[Dataset excerpt]
#####

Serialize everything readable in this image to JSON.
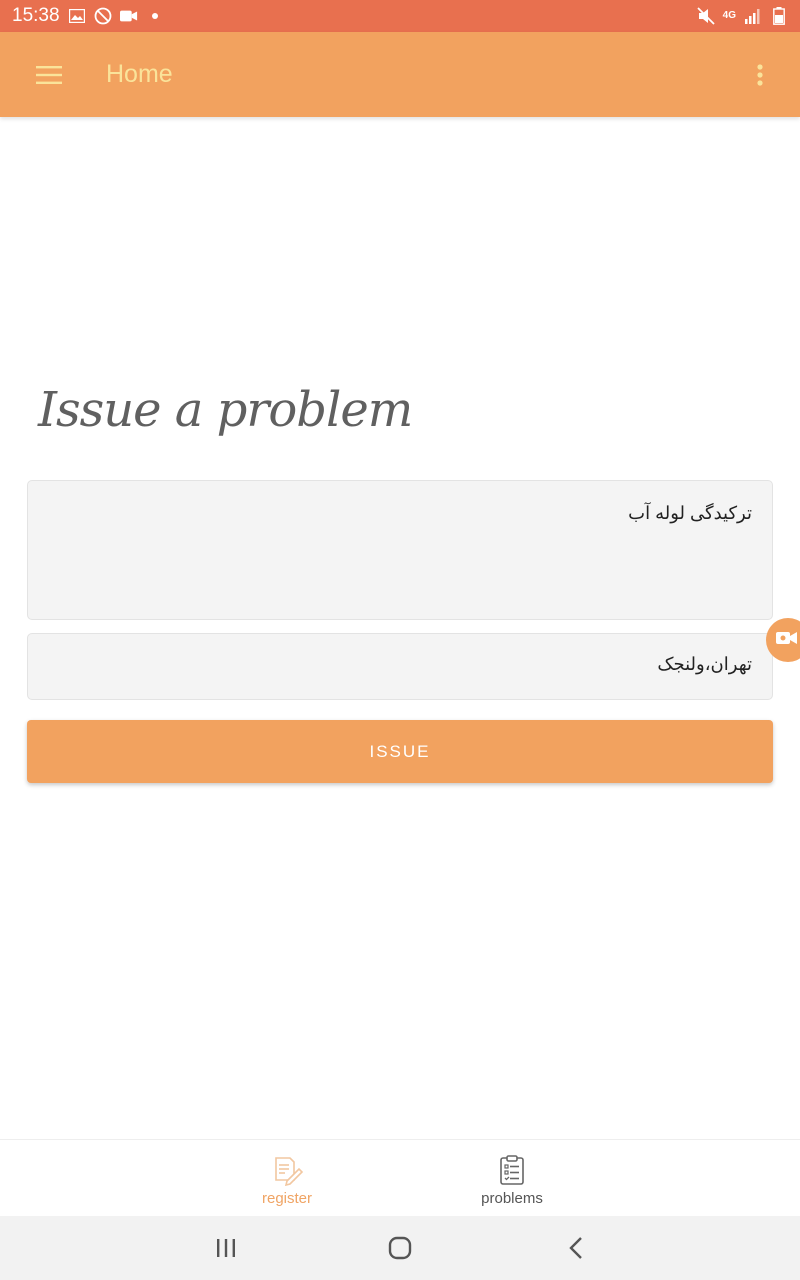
{
  "status_bar": {
    "time": "15:38",
    "network_label": "4G",
    "icons": [
      "image-icon",
      "blocked-icon",
      "video-record-icon",
      "dot-icon",
      "mute-icon",
      "signal-icon",
      "battery-icon"
    ]
  },
  "app_bar": {
    "title": "Home",
    "menu_icon": "hamburger-menu-icon",
    "overflow_icon": "more-vertical-icon"
  },
  "form": {
    "heading": "Issue a problem",
    "problem_value": "ترکیدگی لوله آب",
    "location_value": "تهران،ولنجک",
    "submit_label": "ISSUE"
  },
  "bottom_nav": {
    "items": [
      {
        "label": "register",
        "icon": "edit-document-icon",
        "active": true
      },
      {
        "label": "problems",
        "icon": "clipboard-list-icon",
        "active": false
      }
    ]
  },
  "colors": {
    "status_bar": "#e8704f",
    "app_bar": "#f2a25f",
    "title_text": "#fae39a",
    "accent": "#f0a464"
  }
}
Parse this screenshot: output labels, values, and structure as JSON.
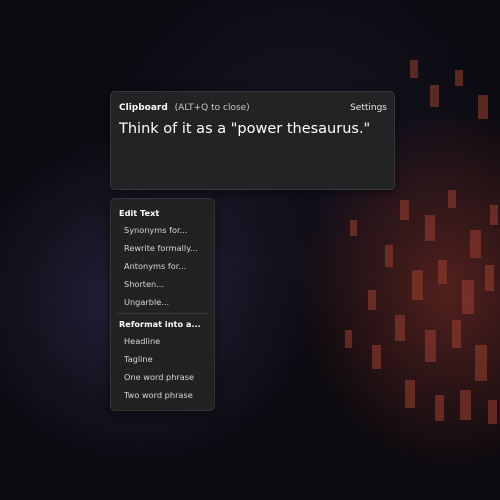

#####

• EXERCISE PROMPT:
Transcribe the material exactly, leaving every picture out.

• COMPLETE RESPONSE:
Serialize everything readable in this image to JSON.
{
  "status_bar": {
    "time": "15:38",
    "network_label": "4G",
    "icons": [
      "image-icon",
      "blocked-icon",
      "video-record-icon",
      "dot-icon",
      "mute-icon",
      "signal-icon",
      "battery-icon"
    ]
  },
  "app_bar": {
    "title": "Home",
    "menu_icon": "hamburger-menu-icon",
    "overflow_icon": "more-vertical-icon"
  },
  "form": {
    "heading": "Issue a problem",
    "problem_value": "ترکیدگی لوله آب",
    "location_value": "تهران،ولنجک",
    "submit_label": "ISSUE"
  },
  "bottom_nav": {
    "items": [
      {
        "label": "register",
        "icon": "edit-document-icon",
        "active": true
      },
      {
        "label": "problems",
        "icon": "clipboard-list-icon",
        "active": false
      }
    ]
  },
  "colors": {
    "status_bar": "#e8704f",
    "app_bar": "#f2a25f",
    "title_text": "#fae39a",
    "accent": "#f0a464"
  }
}
Parse this screenshot: output labels, values, and structure as JSON.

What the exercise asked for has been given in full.